#### [Stated goal]
For this exercise, copy out each line of the material below that includes "text".

Begin Data rows

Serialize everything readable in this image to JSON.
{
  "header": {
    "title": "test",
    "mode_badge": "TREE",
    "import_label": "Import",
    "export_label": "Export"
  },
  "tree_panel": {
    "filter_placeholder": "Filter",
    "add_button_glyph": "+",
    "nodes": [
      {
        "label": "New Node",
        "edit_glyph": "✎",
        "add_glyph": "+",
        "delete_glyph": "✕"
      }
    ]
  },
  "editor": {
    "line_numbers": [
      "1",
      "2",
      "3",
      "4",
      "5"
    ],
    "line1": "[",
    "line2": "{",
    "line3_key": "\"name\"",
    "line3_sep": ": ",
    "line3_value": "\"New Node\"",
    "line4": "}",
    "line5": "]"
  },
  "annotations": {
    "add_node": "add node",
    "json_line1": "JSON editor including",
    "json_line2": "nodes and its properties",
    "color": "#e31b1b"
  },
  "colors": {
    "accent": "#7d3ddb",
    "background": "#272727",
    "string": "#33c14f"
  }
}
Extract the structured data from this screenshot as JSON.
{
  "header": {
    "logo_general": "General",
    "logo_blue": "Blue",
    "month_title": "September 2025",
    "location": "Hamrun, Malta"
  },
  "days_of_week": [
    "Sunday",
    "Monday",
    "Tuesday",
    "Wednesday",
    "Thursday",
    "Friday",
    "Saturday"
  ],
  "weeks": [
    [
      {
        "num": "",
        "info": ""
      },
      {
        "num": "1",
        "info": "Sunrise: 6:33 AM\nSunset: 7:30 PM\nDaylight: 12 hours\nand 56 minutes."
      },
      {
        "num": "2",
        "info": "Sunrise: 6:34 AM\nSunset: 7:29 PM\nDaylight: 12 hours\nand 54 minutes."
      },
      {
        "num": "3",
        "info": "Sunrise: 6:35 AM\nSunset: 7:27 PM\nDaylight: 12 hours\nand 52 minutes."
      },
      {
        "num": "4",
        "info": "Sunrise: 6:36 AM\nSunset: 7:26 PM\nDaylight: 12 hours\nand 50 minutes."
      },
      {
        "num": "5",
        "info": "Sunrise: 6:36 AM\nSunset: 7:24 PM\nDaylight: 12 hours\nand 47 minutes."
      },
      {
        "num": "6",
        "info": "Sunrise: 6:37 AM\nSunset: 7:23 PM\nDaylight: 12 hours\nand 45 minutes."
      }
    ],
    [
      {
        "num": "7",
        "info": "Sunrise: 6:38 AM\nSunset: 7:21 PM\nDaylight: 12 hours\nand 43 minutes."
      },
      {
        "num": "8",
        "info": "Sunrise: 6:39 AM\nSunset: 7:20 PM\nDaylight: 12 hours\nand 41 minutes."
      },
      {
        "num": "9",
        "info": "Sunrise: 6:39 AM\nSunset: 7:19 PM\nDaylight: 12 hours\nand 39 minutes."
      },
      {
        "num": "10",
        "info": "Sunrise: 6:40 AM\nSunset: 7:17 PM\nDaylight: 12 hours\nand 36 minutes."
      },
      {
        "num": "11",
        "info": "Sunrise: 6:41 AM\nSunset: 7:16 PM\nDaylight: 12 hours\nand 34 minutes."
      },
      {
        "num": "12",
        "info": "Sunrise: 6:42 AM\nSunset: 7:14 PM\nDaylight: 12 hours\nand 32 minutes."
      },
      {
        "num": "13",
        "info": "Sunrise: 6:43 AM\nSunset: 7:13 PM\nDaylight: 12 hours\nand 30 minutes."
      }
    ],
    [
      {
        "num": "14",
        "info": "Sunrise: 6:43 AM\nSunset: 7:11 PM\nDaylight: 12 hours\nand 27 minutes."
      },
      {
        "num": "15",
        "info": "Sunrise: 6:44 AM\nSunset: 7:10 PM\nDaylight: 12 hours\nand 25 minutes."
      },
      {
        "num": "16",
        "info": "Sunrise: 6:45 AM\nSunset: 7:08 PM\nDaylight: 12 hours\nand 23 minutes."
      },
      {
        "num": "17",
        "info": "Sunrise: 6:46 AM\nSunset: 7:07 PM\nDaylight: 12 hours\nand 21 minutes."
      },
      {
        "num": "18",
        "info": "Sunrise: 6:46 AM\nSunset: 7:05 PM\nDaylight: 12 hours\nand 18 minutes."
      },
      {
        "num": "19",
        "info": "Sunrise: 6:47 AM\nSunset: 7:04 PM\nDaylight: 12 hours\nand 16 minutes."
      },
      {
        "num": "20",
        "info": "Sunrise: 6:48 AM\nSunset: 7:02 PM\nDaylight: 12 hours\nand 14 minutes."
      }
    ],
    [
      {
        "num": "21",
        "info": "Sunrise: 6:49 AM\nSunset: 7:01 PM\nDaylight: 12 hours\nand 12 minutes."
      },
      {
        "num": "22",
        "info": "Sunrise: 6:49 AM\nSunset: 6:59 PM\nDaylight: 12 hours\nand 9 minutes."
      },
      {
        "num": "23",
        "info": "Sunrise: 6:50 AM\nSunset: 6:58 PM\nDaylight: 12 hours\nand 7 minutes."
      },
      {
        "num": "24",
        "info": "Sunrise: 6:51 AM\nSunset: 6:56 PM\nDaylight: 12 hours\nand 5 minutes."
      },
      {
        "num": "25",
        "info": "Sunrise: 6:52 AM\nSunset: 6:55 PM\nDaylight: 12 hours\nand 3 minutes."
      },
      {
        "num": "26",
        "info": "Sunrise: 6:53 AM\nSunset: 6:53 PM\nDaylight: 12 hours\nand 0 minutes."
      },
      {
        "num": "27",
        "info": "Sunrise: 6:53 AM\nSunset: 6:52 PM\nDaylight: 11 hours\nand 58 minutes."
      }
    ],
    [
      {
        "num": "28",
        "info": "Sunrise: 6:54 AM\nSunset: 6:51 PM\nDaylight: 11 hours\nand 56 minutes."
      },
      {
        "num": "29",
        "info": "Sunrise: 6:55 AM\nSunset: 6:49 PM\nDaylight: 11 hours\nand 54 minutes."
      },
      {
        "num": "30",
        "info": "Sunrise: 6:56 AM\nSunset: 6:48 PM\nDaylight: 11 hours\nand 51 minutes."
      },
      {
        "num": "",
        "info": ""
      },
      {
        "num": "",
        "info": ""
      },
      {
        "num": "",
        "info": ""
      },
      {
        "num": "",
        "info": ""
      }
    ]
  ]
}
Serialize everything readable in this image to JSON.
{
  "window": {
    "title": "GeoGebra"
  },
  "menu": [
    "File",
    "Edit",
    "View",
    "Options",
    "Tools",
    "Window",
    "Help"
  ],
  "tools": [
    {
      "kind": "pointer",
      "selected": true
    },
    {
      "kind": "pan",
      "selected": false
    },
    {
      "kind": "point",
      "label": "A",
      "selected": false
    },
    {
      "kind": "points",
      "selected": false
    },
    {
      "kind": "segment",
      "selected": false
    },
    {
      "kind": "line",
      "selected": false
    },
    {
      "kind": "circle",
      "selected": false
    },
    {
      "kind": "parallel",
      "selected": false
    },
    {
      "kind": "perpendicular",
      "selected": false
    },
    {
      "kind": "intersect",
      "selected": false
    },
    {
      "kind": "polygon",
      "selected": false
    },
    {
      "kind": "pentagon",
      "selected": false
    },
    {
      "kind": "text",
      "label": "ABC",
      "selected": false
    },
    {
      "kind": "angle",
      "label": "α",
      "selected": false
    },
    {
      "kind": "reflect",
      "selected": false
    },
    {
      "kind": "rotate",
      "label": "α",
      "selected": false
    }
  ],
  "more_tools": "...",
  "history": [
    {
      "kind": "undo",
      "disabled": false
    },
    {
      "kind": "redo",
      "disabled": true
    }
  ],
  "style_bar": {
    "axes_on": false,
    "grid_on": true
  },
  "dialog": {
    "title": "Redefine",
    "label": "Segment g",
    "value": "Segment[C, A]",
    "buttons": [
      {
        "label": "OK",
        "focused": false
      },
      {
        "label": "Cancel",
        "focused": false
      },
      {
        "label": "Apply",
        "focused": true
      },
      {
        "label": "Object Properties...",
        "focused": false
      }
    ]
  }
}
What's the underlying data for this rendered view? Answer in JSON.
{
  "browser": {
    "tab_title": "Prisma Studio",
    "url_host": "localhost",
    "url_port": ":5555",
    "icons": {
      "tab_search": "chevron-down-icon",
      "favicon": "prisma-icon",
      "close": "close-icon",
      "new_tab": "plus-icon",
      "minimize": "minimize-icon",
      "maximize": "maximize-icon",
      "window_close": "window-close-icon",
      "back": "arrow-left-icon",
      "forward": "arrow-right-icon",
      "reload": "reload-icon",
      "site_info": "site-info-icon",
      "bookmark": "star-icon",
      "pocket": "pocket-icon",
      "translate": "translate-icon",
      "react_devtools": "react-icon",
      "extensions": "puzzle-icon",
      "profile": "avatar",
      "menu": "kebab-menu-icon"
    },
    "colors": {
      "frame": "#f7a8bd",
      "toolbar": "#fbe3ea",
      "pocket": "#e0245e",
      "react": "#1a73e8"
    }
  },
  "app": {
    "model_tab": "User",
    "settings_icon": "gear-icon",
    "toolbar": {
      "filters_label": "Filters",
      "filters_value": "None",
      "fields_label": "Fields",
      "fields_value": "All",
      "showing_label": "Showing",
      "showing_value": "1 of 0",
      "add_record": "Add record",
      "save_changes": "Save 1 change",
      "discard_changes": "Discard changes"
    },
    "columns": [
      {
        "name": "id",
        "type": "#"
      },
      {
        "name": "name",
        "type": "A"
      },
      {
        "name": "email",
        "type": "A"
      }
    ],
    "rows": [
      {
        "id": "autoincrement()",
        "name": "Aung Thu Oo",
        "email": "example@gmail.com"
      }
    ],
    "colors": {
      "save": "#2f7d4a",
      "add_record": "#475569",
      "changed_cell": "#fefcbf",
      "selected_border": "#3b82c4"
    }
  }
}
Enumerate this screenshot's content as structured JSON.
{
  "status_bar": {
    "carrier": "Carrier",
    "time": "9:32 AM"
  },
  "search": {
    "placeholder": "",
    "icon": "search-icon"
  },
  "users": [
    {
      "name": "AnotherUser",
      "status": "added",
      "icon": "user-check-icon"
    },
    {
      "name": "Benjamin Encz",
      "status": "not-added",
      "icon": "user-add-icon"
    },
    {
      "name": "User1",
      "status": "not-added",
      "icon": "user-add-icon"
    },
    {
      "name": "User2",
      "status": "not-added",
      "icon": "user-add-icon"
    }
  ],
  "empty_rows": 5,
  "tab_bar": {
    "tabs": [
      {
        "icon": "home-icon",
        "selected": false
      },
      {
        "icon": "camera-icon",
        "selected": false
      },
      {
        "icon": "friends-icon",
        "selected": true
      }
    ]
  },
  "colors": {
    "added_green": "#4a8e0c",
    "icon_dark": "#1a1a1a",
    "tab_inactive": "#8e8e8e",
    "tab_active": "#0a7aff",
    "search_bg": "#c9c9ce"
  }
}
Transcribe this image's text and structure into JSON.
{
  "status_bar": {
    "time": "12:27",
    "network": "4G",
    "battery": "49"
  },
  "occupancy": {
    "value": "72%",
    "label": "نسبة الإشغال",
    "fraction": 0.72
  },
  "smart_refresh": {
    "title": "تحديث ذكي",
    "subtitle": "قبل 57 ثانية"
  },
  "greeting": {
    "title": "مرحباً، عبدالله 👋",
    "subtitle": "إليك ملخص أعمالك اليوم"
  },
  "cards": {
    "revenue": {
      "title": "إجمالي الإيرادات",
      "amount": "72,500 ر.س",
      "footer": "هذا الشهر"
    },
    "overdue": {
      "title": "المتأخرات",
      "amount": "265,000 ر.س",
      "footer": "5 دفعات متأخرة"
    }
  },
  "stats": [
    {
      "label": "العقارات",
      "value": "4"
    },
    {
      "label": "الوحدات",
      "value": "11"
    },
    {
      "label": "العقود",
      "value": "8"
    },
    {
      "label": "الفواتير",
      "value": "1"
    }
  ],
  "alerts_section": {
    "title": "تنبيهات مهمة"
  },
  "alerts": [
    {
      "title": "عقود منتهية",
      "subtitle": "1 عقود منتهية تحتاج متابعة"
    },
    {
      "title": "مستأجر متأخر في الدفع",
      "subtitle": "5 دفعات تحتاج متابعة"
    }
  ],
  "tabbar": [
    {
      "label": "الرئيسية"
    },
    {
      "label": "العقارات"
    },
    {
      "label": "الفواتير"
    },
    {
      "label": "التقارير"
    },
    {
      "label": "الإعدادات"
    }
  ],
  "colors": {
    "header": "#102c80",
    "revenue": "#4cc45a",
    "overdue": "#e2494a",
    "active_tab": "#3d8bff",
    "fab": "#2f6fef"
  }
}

End Data rows

#### [Answer to this problem]
      "kind": "text",
Transcribe this image's text and structure into JSON.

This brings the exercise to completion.